Given text ::

----------

The fact that the purported will was in the handwriting of the appellee, the sole beneficiary, the failure to show that the testator knew that the instrument was a will or that he knew its contents, overcame the presumption, arising from the fact of its execution, that the deceased was informed or knew of its contents. This presumption having been overcome, it is incumbent upon the appellee to show that the deceased knew that he was executing a will and that he knew what disposition he was making of his property. There is no such evidence in the record. On the other hand, there is much evidence tending to establish that his physical and mental condition was such that he did not know what he was signing.

----------

Data extracts ::
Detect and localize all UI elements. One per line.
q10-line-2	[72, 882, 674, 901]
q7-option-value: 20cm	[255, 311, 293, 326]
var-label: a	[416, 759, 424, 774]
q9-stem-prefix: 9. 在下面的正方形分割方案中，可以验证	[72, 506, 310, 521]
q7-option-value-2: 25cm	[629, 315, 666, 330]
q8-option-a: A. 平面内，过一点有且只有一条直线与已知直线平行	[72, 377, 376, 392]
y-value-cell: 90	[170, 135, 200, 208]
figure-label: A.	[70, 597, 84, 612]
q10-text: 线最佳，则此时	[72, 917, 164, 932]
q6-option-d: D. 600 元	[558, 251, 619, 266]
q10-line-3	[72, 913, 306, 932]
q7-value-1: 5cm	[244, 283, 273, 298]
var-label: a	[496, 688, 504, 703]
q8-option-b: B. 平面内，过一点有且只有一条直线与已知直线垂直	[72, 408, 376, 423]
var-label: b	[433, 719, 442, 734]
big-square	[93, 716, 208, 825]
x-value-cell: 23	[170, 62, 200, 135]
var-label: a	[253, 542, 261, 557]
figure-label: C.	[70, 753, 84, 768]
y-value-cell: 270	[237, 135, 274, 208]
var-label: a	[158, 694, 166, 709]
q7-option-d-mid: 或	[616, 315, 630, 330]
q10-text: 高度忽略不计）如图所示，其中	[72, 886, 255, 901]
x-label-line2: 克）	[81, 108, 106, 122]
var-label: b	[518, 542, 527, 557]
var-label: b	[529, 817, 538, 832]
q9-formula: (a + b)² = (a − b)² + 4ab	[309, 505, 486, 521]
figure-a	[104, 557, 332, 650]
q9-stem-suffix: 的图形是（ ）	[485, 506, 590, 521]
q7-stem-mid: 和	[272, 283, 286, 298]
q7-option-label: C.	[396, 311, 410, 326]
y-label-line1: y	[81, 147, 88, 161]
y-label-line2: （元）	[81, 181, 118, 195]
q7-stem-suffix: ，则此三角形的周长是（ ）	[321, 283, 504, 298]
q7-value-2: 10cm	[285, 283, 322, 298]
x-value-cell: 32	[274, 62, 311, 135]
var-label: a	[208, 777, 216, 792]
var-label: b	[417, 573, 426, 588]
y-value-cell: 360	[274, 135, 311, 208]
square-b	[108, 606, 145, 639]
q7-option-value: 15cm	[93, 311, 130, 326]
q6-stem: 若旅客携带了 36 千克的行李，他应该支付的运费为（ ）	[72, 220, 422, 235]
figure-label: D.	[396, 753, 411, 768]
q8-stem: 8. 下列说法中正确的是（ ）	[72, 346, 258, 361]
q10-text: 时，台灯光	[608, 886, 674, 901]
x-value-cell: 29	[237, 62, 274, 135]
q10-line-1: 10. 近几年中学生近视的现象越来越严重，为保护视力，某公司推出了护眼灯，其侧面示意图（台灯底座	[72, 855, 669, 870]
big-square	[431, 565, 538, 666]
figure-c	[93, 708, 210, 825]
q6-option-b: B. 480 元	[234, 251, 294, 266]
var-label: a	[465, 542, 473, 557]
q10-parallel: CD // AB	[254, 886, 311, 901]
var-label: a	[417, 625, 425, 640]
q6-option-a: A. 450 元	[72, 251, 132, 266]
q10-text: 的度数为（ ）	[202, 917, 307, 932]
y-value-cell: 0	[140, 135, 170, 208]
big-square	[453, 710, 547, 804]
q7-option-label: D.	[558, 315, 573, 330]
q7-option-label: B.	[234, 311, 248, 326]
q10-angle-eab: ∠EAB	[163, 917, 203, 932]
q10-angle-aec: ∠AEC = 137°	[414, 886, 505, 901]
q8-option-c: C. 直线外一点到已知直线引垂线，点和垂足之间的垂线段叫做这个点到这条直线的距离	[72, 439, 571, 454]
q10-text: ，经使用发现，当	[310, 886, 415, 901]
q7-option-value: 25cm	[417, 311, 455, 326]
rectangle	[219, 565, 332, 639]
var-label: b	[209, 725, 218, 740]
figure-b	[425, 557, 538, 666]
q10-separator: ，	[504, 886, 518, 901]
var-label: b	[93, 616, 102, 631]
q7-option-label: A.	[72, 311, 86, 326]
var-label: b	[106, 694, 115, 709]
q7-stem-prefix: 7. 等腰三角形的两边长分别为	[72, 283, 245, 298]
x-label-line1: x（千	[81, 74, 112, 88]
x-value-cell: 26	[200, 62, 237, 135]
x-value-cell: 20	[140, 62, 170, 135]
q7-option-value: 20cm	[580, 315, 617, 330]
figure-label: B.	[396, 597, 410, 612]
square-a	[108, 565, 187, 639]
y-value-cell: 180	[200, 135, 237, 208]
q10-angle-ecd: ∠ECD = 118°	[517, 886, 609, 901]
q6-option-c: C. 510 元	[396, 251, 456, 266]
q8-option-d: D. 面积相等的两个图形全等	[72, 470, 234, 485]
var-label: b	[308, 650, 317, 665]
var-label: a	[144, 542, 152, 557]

----------

Instructions to follow ::
Rewrite the passage on the contested will from "The fact that" down to "he was signing.", putting "decedent" in place of "testator".

Finished task ::
The fact that the purported will was in the handwriting of the appellee, the sole beneficiary, the failure to show that the decedent knew that the instrument was a will or that he knew its contents, overcame the presumption, arising from the fact of its execution, that the deceased was informed or knew of its contents. This presumption having been overcome, it is incumbent upon the appellee to show that the deceased knew that he was executing a will and that he knew what disposition he was making of his property. There is no such evidence in the record. On the other hand, there is much evidence tending to establish that his physical and mental condition was such that he did not know what he was signing.